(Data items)
____________________

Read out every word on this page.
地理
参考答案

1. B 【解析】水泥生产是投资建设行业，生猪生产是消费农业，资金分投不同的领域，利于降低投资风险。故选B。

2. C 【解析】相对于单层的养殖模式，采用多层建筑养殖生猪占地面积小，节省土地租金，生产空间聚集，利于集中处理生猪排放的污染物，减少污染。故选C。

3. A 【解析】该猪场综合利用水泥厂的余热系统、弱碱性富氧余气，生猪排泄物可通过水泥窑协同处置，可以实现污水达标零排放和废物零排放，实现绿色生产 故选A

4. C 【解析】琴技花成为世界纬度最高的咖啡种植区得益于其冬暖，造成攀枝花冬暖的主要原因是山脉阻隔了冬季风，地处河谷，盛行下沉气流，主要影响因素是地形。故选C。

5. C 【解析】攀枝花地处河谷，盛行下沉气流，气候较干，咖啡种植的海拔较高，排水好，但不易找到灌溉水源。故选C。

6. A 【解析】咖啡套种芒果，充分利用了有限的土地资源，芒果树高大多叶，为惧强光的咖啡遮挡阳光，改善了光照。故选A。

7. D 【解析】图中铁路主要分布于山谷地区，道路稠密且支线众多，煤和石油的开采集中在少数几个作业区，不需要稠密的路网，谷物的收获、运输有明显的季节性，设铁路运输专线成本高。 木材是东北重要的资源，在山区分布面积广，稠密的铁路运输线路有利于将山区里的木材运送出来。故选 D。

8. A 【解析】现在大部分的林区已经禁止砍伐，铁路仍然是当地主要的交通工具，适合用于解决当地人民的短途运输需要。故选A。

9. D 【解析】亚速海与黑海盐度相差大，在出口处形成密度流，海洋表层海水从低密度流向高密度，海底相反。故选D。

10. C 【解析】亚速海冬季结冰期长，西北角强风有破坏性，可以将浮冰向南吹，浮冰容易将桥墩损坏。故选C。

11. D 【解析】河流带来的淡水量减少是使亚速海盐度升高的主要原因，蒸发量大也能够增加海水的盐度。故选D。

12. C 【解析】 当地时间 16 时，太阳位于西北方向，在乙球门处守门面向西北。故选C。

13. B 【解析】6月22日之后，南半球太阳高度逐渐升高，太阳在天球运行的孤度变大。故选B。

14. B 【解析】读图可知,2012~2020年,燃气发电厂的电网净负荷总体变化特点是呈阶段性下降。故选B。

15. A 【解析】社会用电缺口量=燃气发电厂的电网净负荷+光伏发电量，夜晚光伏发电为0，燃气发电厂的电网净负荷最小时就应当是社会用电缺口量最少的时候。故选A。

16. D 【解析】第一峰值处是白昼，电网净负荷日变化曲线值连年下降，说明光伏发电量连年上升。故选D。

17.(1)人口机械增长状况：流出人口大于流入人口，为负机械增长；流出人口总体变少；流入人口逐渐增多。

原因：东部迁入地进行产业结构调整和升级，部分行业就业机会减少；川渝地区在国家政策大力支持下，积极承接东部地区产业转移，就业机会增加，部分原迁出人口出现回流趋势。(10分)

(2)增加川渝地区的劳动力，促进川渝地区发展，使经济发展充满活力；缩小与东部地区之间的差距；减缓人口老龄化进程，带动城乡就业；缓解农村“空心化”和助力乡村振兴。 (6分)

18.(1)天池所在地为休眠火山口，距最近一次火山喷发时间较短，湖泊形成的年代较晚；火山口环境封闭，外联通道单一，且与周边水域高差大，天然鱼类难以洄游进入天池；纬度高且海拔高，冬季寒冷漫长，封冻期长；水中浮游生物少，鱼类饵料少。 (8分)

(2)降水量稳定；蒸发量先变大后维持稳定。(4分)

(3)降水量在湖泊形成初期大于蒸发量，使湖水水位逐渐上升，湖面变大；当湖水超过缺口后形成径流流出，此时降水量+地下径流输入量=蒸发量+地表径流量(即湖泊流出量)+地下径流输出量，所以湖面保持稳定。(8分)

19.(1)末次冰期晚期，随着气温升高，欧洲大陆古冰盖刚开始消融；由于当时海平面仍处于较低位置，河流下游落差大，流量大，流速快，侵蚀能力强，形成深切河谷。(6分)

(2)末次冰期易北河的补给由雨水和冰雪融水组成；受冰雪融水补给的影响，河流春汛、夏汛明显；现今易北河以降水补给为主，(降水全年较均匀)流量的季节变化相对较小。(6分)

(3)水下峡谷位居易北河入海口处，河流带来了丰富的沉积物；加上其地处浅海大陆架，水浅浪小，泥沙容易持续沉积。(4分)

____________________

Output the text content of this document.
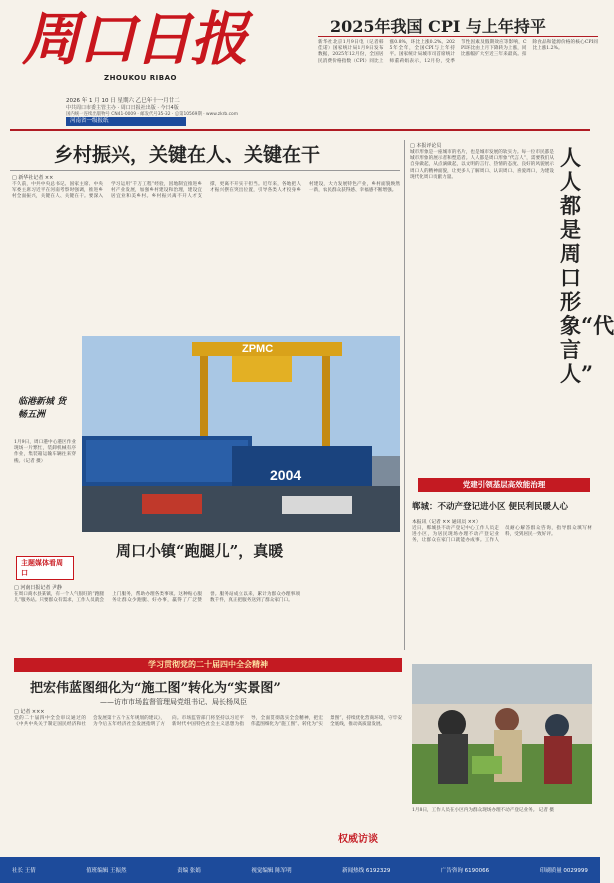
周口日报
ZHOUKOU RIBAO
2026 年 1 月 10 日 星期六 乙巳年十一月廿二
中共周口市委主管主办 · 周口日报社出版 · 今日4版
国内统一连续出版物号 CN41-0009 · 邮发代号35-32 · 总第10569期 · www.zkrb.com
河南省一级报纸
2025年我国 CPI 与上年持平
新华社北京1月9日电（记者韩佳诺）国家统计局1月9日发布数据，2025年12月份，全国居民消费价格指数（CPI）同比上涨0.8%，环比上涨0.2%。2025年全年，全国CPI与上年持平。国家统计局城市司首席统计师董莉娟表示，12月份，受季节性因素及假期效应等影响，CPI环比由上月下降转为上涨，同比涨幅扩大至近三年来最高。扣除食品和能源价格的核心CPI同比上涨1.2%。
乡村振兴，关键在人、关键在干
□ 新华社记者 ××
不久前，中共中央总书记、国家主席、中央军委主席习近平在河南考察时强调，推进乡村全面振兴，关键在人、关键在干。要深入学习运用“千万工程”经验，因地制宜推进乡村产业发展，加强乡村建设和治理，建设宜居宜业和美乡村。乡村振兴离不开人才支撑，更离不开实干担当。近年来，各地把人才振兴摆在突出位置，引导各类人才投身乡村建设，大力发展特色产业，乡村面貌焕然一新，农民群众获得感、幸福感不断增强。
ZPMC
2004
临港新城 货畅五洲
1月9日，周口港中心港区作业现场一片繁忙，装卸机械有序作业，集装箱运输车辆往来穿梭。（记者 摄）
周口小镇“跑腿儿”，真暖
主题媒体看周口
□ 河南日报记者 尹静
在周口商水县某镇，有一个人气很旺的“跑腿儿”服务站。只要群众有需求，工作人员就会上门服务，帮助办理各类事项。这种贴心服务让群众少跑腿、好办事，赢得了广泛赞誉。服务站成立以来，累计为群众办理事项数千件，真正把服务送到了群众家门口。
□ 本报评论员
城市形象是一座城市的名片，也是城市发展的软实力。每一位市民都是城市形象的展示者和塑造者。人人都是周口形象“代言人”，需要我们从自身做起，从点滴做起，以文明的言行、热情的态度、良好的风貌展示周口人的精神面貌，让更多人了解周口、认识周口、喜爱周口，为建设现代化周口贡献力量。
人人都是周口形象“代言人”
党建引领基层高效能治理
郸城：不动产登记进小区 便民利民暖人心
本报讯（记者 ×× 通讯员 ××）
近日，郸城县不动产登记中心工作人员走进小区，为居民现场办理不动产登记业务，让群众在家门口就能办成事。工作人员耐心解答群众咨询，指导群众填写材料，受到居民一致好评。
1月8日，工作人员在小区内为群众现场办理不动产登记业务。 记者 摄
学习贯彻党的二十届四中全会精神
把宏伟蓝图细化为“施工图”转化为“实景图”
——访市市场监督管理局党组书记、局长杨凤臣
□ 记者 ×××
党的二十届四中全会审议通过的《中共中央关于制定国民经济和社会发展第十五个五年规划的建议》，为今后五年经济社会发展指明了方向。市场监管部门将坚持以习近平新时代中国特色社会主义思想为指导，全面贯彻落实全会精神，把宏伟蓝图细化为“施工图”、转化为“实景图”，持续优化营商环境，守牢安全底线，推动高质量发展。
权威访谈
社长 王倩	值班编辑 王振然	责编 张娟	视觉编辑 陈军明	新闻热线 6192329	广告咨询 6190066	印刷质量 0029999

____________________

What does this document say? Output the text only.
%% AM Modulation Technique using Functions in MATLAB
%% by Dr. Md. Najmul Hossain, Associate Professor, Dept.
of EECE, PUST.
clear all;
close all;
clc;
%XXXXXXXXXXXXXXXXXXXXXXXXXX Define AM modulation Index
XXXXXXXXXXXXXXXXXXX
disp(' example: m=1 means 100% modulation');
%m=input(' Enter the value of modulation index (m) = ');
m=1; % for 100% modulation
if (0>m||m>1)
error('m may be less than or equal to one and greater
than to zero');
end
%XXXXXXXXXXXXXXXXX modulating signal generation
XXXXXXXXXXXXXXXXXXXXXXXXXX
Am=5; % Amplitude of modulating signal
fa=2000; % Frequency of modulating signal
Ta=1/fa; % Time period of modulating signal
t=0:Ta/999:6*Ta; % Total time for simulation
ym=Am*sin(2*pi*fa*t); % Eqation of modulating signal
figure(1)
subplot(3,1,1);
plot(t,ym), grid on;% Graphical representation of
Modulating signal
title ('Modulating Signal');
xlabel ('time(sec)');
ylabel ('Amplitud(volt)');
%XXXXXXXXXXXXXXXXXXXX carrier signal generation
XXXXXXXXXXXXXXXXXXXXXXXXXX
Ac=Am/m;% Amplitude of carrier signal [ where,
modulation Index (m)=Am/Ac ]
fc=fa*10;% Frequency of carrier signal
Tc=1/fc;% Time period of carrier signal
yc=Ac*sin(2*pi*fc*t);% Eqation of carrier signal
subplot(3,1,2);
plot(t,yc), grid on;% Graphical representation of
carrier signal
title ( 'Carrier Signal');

____________________

**Exercise brief**
Copy every single line of the material above that holds "Output".

**Response below**
Output the text content of this document.
What does this document say? Output the text only.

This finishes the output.